— Begin INPUT ROWS —
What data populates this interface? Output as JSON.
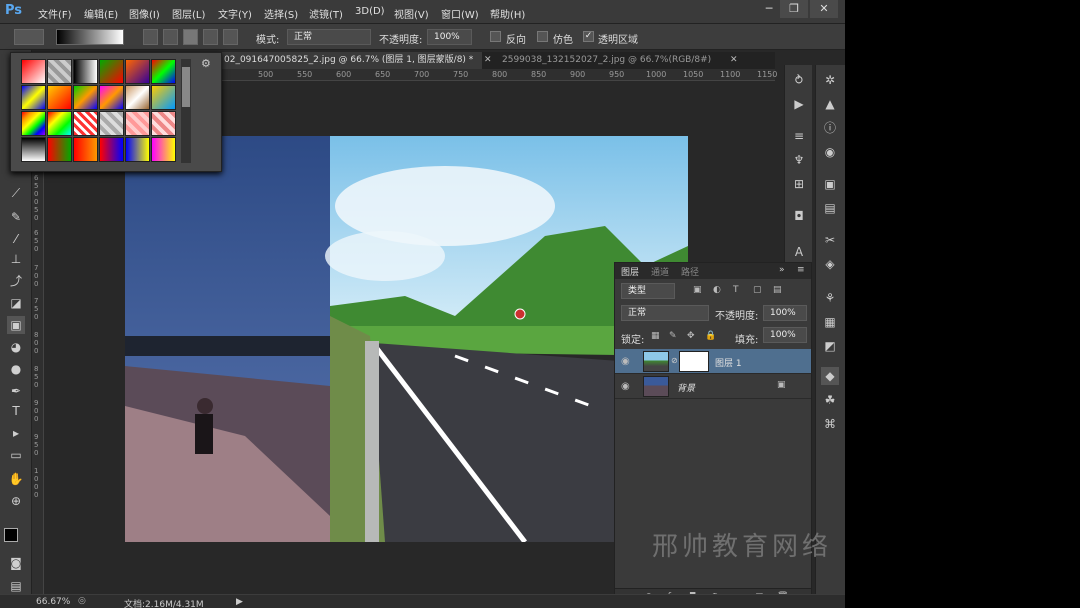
{
  "app": {
    "logo": "Ps"
  },
  "menu": [
    "文件(F)",
    "编辑(E)",
    "图像(I)",
    "图层(L)",
    "文字(Y)",
    "选择(S)",
    "滤镜(T)",
    "3D(D)",
    "视图(V)",
    "窗口(W)",
    "帮助(H)"
  ],
  "window_controls": {
    "minimize": "─",
    "restore": "❐",
    "close": "✕"
  },
  "options": {
    "mode_label": "模式:",
    "mode_value": "正常",
    "opacity_label": "不透明度:",
    "opacity_value": "100%",
    "reverse_label": "反向",
    "dither_label": "仿色",
    "transparency_label": "透明区域"
  },
  "tabs": [
    {
      "label": "02_091647005825_2.jpg @ 66.7% (图层 1, 图层蒙版/8) *",
      "active": true
    },
    {
      "label": "2599038_132152027_2.jpg @ 66.7%(RGB/8#)",
      "active": false
    }
  ],
  "ruler_h": [
    "500",
    "550",
    "600",
    "650",
    "700",
    "750",
    "800",
    "850",
    "900",
    "950",
    "1000",
    "1050",
    "1100",
    "1150"
  ],
  "ruler_v": [
    "6",
    "5",
    "0",
    "0",
    "5",
    "0",
    "6",
    "5",
    "0",
    "7",
    "0",
    "0",
    "7",
    "5",
    "0",
    "8",
    "0",
    "0",
    "8",
    "5",
    "0",
    "9",
    "0",
    "0",
    "9",
    "5",
    "0",
    "1",
    "0",
    "0",
    "0"
  ],
  "layers_panel": {
    "tabs": [
      "图层",
      "通道",
      "路径"
    ],
    "filter_label": "类型",
    "blend_mode": "正常",
    "opacity_label": "不透明度:",
    "opacity_value": "100%",
    "lock_label": "锁定:",
    "fill_label": "填充:",
    "fill_value": "100%",
    "layers": [
      {
        "name": "图层 1",
        "selected": true
      },
      {
        "name": "背景",
        "selected": false
      }
    ]
  },
  "status": {
    "zoom": "66.67%",
    "doc": "文档:2.16M/4.31M"
  },
  "watermark": "邢帅教育网络",
  "colors": {
    "accent": "#5aa8f0",
    "selected_layer": "#4f6f8f"
  }
}
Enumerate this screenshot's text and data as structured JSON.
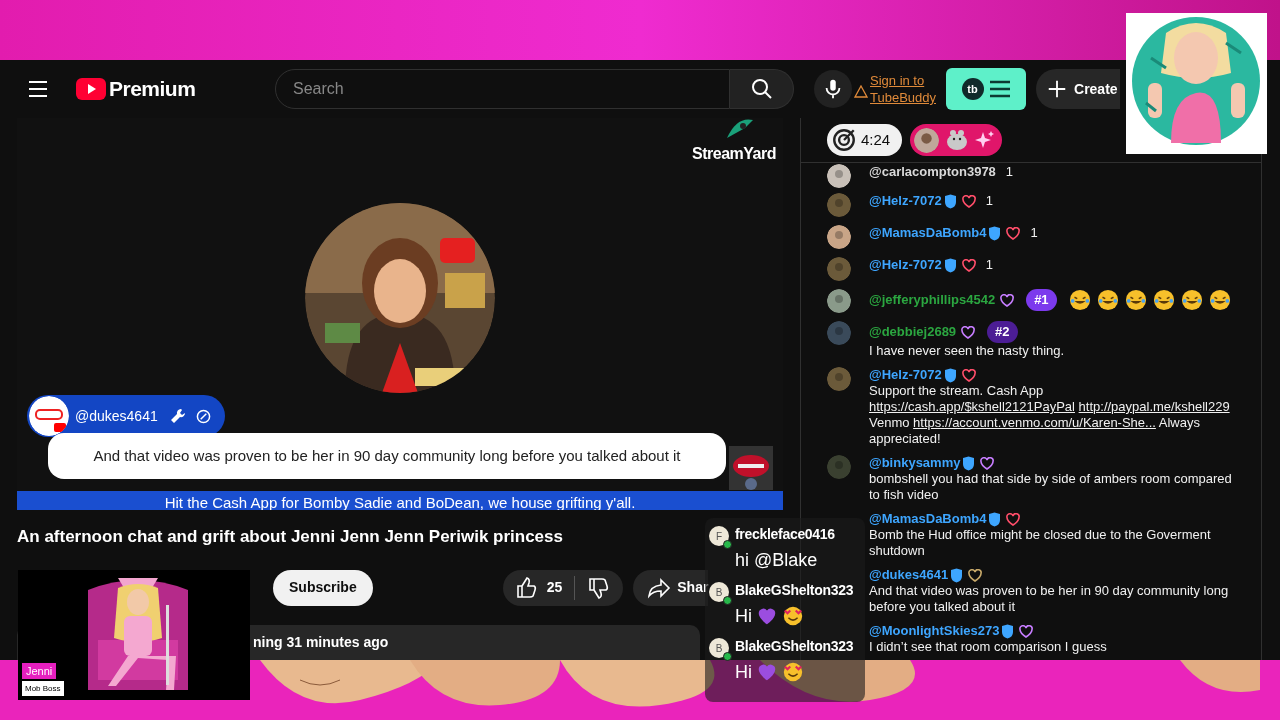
{
  "header": {
    "logo_text": "Premium",
    "search_placeholder": "Search",
    "tubebuddy_link": [
      "Sign in to",
      "TubeBuddy"
    ],
    "tubebuddy_logo": "tb",
    "create_label": "Create"
  },
  "video": {
    "brand": "StreamYard",
    "featured_comment": {
      "author": "@dukes4641",
      "message": "And that video was proven to be her in 90 day community long before you talked about it"
    },
    "ticker": "Hit the Cash App for Bomby Sadie and BoDean, we house grifting y'all."
  },
  "title": "An afternoon chat and grift about Jenni Jenn Jenn Periwik princess",
  "subscribe": "Subscribe",
  "likes": "25",
  "share": "Shar",
  "description": "ning 31 minutes ago",
  "chat": {
    "timer": "4:24",
    "messages": [
      {
        "author": "@carlacompton3978",
        "color": "#d9d9d9",
        "member": false,
        "text": "1"
      },
      {
        "author": "@Helz-7072",
        "color": "#3ea6ff",
        "member": true,
        "heart": {
          "color": "#ff4e6a"
        },
        "text": "1"
      },
      {
        "author": "@MamasDaBomb4",
        "color": "#3ea6ff",
        "member": true,
        "heart": {
          "color": "#ff4e6a"
        },
        "text": "1"
      },
      {
        "author": "@Helz-7072",
        "color": "#3ea6ff",
        "member": true,
        "heart": {
          "color": "#ff4e6a"
        },
        "text": "1"
      },
      {
        "author": "@jefferyphillips4542",
        "color": "#2ba640",
        "member": false,
        "heart": {
          "color": "#c77dff"
        },
        "rank": {
          "label": "#1",
          "color": "#7c3aed"
        },
        "emojis": [
          {
            "kind": "rofl"
          },
          {
            "kind": "rofl"
          },
          {
            "kind": "rofl"
          },
          {
            "kind": "rofl"
          },
          {
            "kind": "rofl"
          },
          {
            "kind": "rofl"
          }
        ]
      },
      {
        "author": "@debbiej2689",
        "color": "#2ba640",
        "member": false,
        "heart": {
          "color": "#c77dff"
        },
        "rank": {
          "label": "#2",
          "color": "#4c1d95"
        },
        "text": "I have never seen the nasty thing."
      },
      {
        "author": "@Helz-7072",
        "color": "#3ea6ff",
        "member": true,
        "heart": {
          "color": "#ff4e6a"
        },
        "segments": [
          {
            "kind": "text",
            "text": "Support the stream. Cash App"
          },
          {
            "kind": "link",
            "text": "https://cash.app/$kshell2121PayPal"
          },
          {
            "kind": "link",
            "text": "http://paypal.me/kshell229"
          },
          {
            "kind": "text",
            "text": "Venmo"
          },
          {
            "kind": "link",
            "text": "https://account.venmo.com/u/Karen-She..."
          },
          {
            "kind": "text",
            "text": "Always appreciated!"
          }
        ]
      },
      {
        "author": "@binkysammy",
        "color": "#3ea6ff",
        "member": true,
        "heart": {
          "color": "#c77dff"
        },
        "text": "bombshell you had that side by side of ambers room compared to fish video"
      },
      {
        "author": "@MamasDaBomb4",
        "color": "#3ea6ff",
        "member": true,
        "heart": {
          "color": "#ff4e6a"
        },
        "text": "Bomb the Hud office might be closed due to the Goverment shutdown"
      },
      {
        "author": "@dukes4641",
        "color": "#3ea6ff",
        "member": true,
        "heart": {
          "color": "#c8a96a"
        },
        "text": "And that video was proven to be her in 90 day community long before you talked about it"
      },
      {
        "author": "@MoonlightSkies273",
        "color": "#3ea6ff",
        "member": true,
        "heart": {
          "color": "#c77dff"
        },
        "text": "I didn’t see that room comparison I guess"
      }
    ]
  },
  "overlay_chat": [
    {
      "initial": "F",
      "name": "freckleface0416",
      "text": "hi @Blake"
    },
    {
      "initial": "B",
      "name": "BlakeGShelton323",
      "text": "Hi",
      "emojis": [
        {
          "kind": "heart"
        },
        {
          "kind": "smile"
        }
      ]
    },
    {
      "initial": "B",
      "name": "BlakeGShelton323",
      "text": "Hi",
      "emojis": [
        {
          "kind": "heart"
        },
        {
          "kind": "smile"
        }
      ]
    }
  ],
  "lower_third": {
    "name": "Jenni",
    "role": "Mob Boss"
  }
}
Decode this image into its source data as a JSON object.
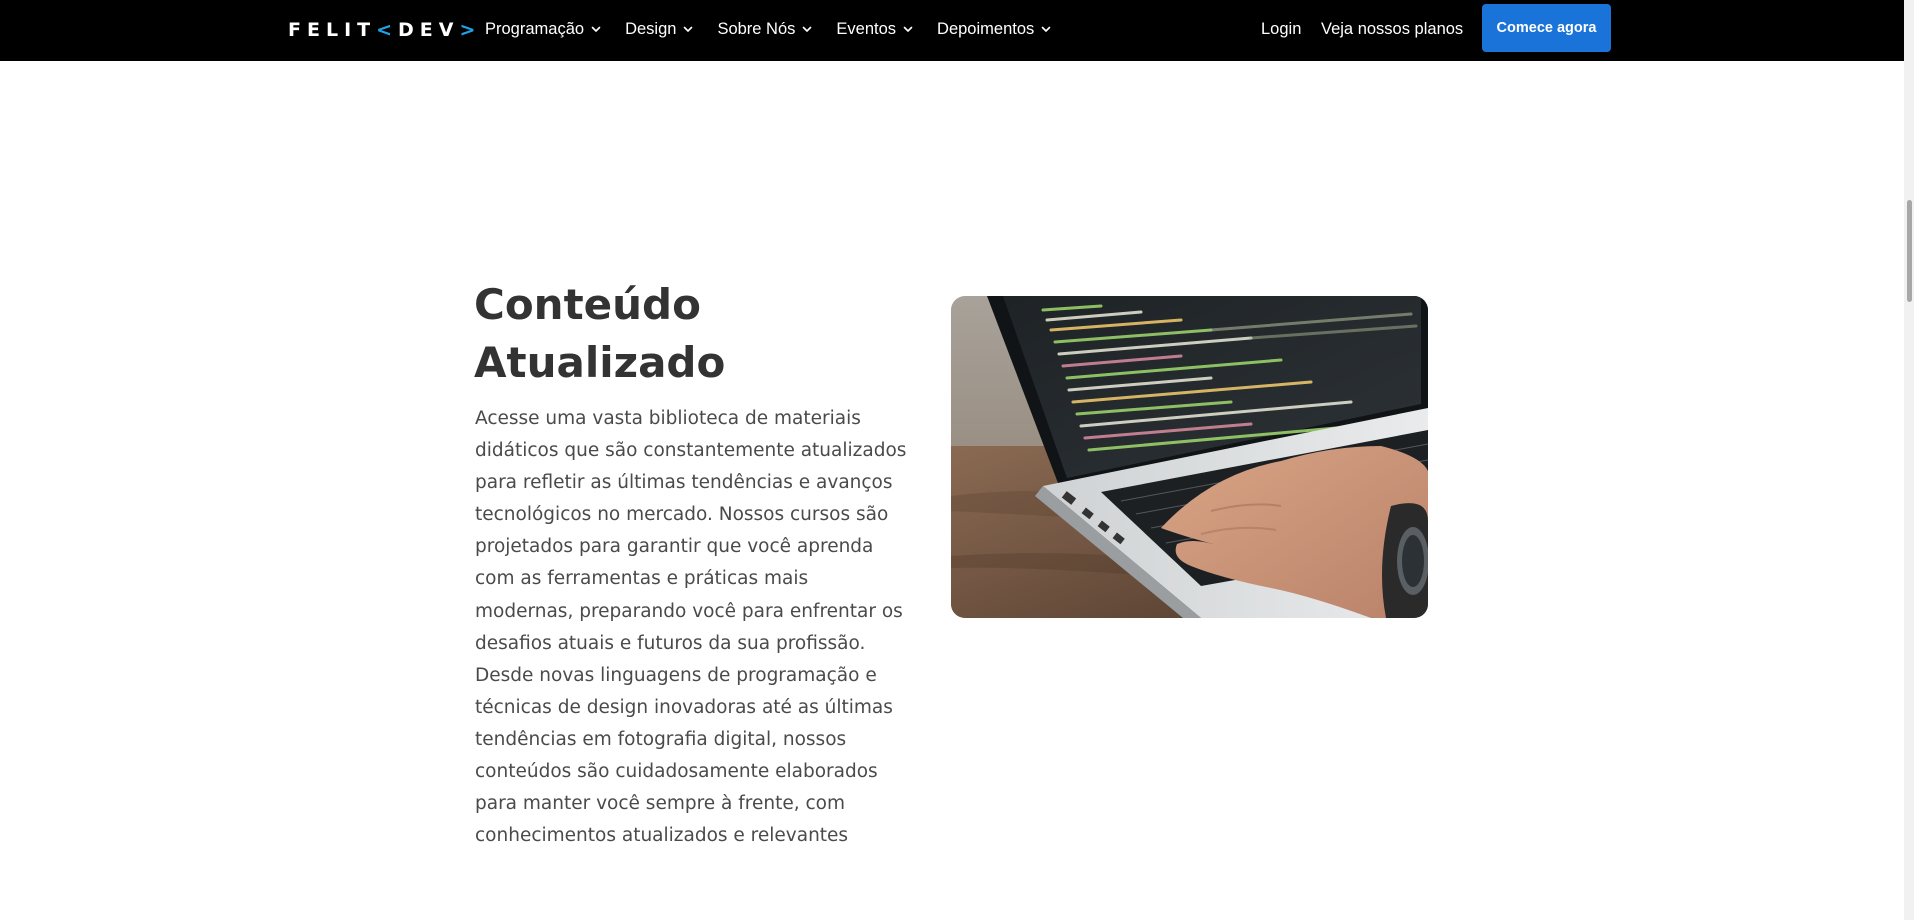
{
  "header": {
    "logo": {
      "part1": "FELIT",
      "part2": "<",
      "part3": "DEV",
      "part4": ">"
    },
    "nav": [
      {
        "label": "Programação",
        "icon": "chevron-down-icon"
      },
      {
        "label": "Design",
        "icon": "chevron-down-icon"
      },
      {
        "label": "Sobre Nós",
        "icon": "chevron-down-icon"
      },
      {
        "label": "Eventos",
        "icon": "chevron-down-icon"
      },
      {
        "label": "Depoimentos",
        "icon": "chevron-down-icon"
      }
    ],
    "login_label": "Login",
    "plans_label": "Veja nossos planos",
    "cta_label": "Comece agora"
  },
  "feature": {
    "title": "Conteúdo Atualizado",
    "description": "Acesse uma vasta biblioteca de materiais didáticos que são constantemente atualizados para refletir as últimas tendências e avanços tecnológicos no mercado. Nossos cursos são projetados para garantir que você aprenda com as ferramentas e práticas mais modernas, preparando você para enfrentar os desafios atuais e futuros da sua profissão. Desde novas linguagens de programação e técnicas de design inovadoras até as últimas tendências em fotografia digital, nossos conteúdos são cuidadosamente elaborados para manter você sempre à frente, com conhecimentos atualizados e relevantes",
    "image": "laptop-coding-photo"
  },
  "colors": {
    "header_bg": "#000000",
    "logo_accent": "#1fa3e8",
    "cta_bg": "#1a73d9",
    "heading": "#333333",
    "text": "#4a4a4a"
  }
}
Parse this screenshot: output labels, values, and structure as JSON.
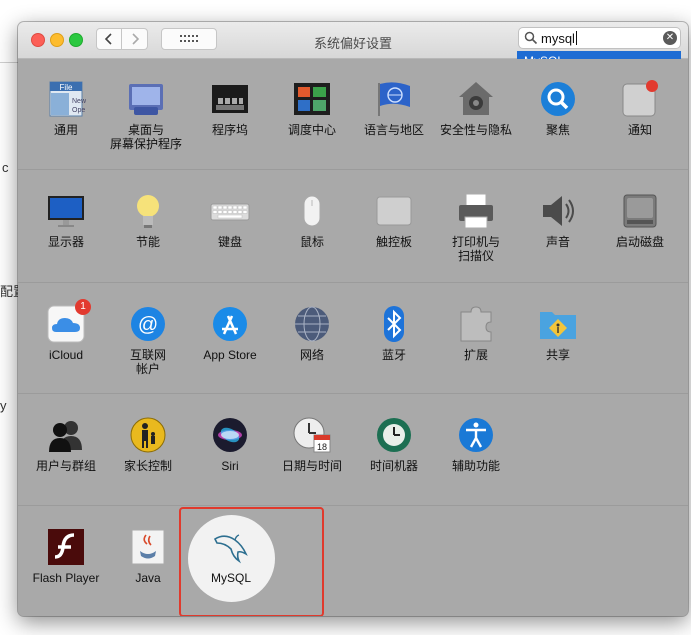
— End INPUT ROWS —
## [WHAT YOU ARE ASKED TO DO]
Above are the records. Identify each line that contains the word "data".

## [EXERCISE RESPONSE]
What data populates this interface? Output as JSON.
Enumerate this screenshot's text and data as structured JSON.
Decode this image into its source data as a JSON object.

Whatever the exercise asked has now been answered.